-- Begin TASK DATA --

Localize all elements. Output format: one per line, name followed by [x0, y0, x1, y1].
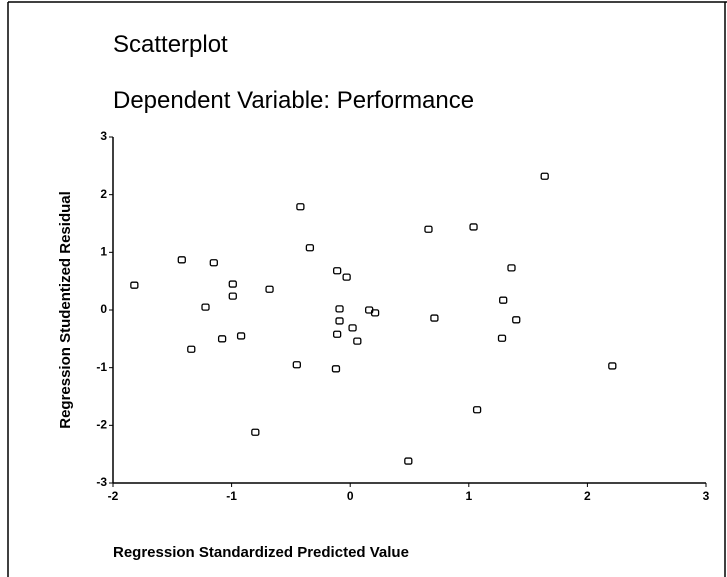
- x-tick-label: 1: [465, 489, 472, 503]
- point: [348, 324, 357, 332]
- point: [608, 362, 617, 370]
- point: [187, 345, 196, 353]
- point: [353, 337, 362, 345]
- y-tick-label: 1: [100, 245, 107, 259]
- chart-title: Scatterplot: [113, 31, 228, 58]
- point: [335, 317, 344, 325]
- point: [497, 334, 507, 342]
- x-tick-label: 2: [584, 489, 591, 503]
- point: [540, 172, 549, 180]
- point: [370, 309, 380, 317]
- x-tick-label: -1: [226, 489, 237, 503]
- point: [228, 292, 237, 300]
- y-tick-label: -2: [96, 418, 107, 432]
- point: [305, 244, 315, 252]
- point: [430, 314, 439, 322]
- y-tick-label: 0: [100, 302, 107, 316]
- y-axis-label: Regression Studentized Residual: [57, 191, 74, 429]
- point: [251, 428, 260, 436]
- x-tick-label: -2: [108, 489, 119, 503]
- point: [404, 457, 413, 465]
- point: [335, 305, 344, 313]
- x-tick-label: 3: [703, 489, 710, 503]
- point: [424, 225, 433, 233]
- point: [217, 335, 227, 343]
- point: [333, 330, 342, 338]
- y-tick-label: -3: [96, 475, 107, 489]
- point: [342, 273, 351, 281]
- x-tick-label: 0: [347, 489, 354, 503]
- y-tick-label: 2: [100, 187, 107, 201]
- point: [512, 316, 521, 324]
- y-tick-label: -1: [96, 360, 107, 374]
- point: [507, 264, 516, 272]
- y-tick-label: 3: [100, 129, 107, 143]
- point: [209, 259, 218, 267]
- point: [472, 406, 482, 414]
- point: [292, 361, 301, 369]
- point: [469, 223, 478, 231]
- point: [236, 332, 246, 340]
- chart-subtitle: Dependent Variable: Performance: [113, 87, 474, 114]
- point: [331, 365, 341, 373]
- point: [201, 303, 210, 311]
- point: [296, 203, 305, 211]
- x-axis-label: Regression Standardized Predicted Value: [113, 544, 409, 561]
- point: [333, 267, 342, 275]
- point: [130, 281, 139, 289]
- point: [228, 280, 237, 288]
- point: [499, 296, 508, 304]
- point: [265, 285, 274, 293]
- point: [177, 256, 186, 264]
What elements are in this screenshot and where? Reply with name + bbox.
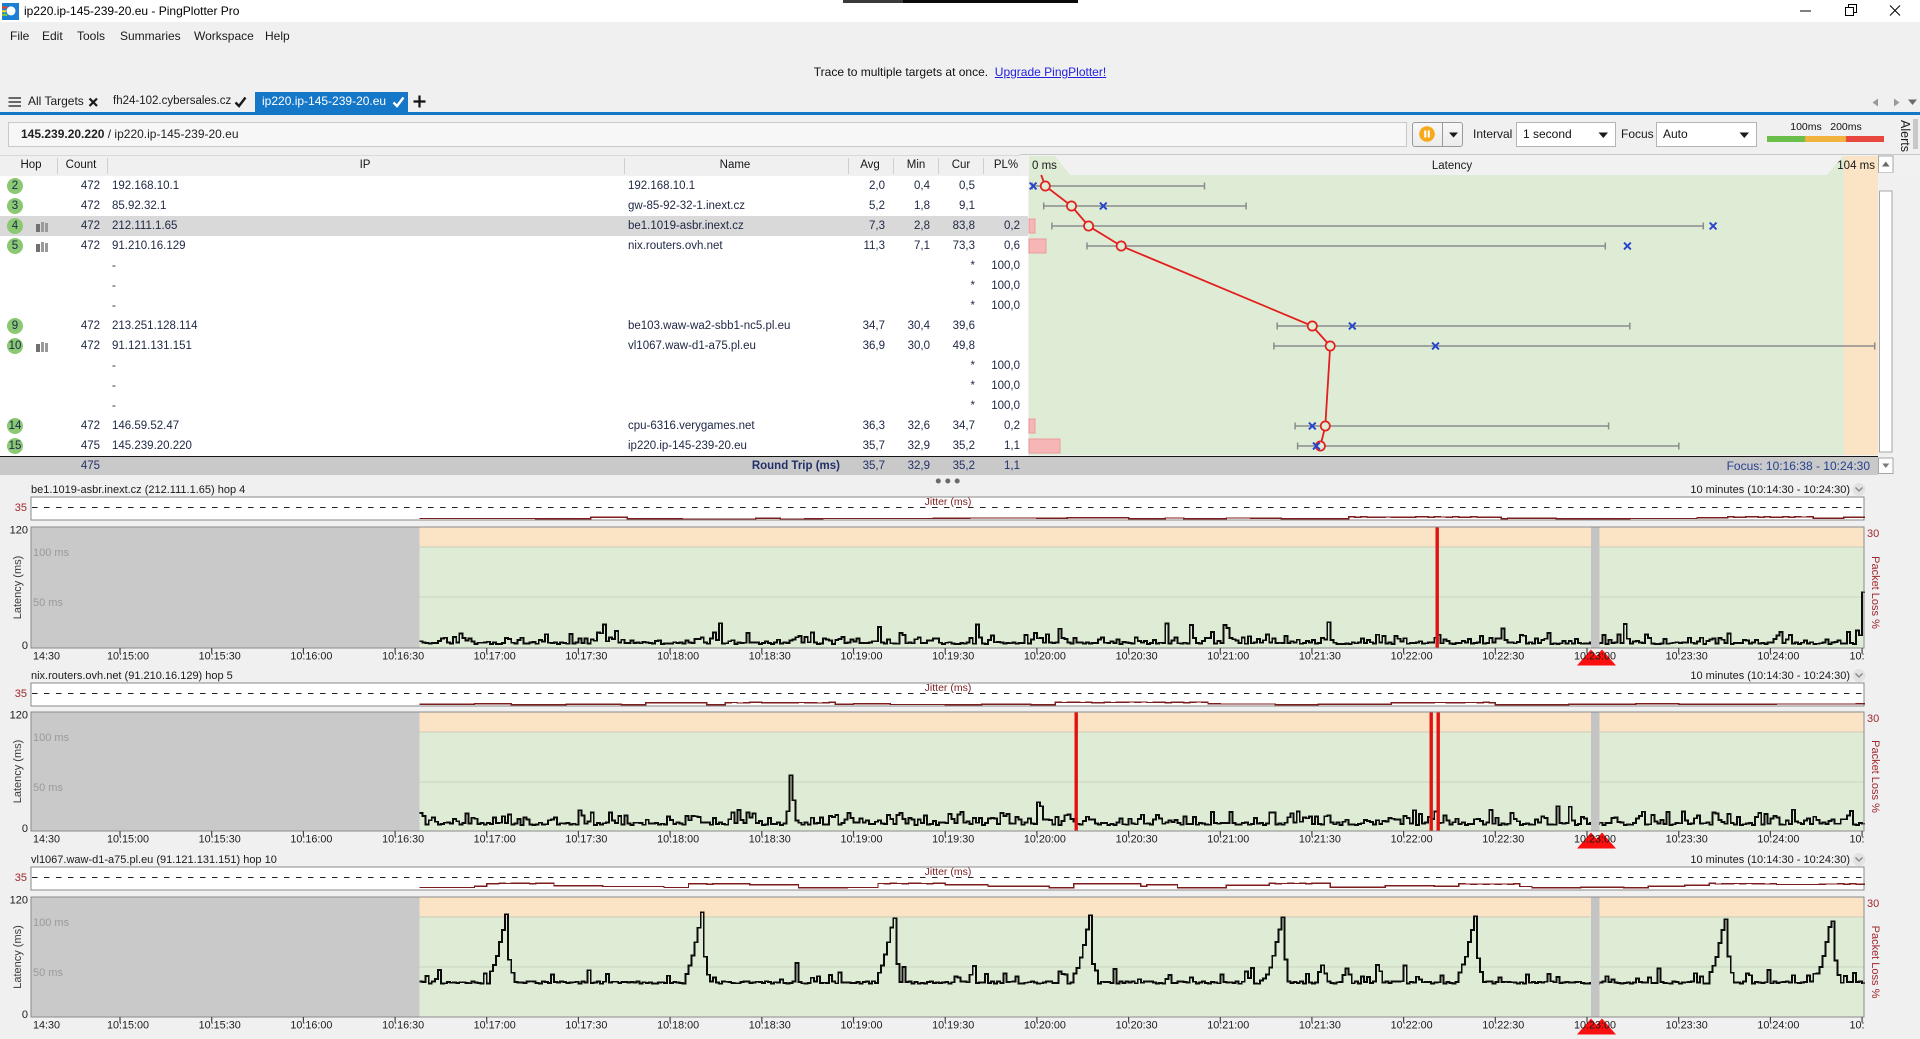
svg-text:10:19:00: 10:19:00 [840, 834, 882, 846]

-- End TASK DATA --

▶ **TASK OBJECTIVE**
Set down all of the material above line for line and without alteration, omitting the pictures.

▶ **WORKED ANSWER**
Localize all elements. Output format: one per line, name followed by [x0, y0, x1, y1].
- x-tick-label: 1: [465, 489, 472, 503]
- point: [348, 324, 357, 332]
- point: [608, 362, 617, 370]
- point: [187, 345, 196, 353]
- point: [353, 337, 362, 345]
- y-tick-label: 1: [100, 245, 107, 259]
- chart-title: Scatterplot: [113, 31, 228, 58]
- point: [335, 317, 344, 325]
- point: [497, 334, 507, 342]
- x-tick-label: 2: [584, 489, 591, 503]
- point: [540, 172, 549, 180]
- point: [370, 309, 380, 317]
- x-tick-label: -1: [226, 489, 237, 503]
- point: [228, 292, 237, 300]
- y-tick-label: -2: [96, 418, 107, 432]
- point: [305, 244, 315, 252]
- point: [430, 314, 439, 322]
- y-tick-label: 0: [100, 302, 107, 316]
- y-axis-label: Regression Studentized Residual: [57, 191, 74, 429]
- point: [251, 428, 260, 436]
- x-tick-label: -2: [108, 489, 119, 503]
- point: [404, 457, 413, 465]
- point: [335, 305, 344, 313]
- x-tick-label: 3: [703, 489, 710, 503]
- point: [424, 225, 433, 233]
- point: [217, 335, 227, 343]
- point: [333, 330, 342, 338]
- y-tick-label: -3: [96, 475, 107, 489]
- point: [342, 273, 351, 281]
- x-tick-label: 0: [347, 489, 354, 503]
- y-tick-label: 2: [100, 187, 107, 201]
- point: [512, 316, 521, 324]
- y-tick-label: -1: [96, 360, 107, 374]
- point: [507, 264, 516, 272]
- y-tick-label: 3: [100, 129, 107, 143]
- point: [209, 259, 218, 267]
- point: [472, 406, 482, 414]
- point: [292, 361, 301, 369]
- point: [469, 223, 478, 231]
- point: [236, 332, 246, 340]
- chart-subtitle: Dependent Variable: Performance: [113, 87, 474, 114]
- point: [331, 365, 341, 373]
- point: [201, 303, 210, 311]
- point: [296, 203, 305, 211]
- x-axis-label: Regression Standardized Predicted Value: [113, 544, 409, 561]
- point: [333, 267, 342, 275]
- point: [130, 281, 139, 289]
- point: [228, 280, 237, 288]
- point: [499, 296, 508, 304]
- point: [265, 285, 274, 293]
- point: [177, 256, 186, 264]
What elements are in this screenshot and where? Reply with name + bbox.
svg-text:10:19:00: 10:19:00 [840, 834, 882, 846]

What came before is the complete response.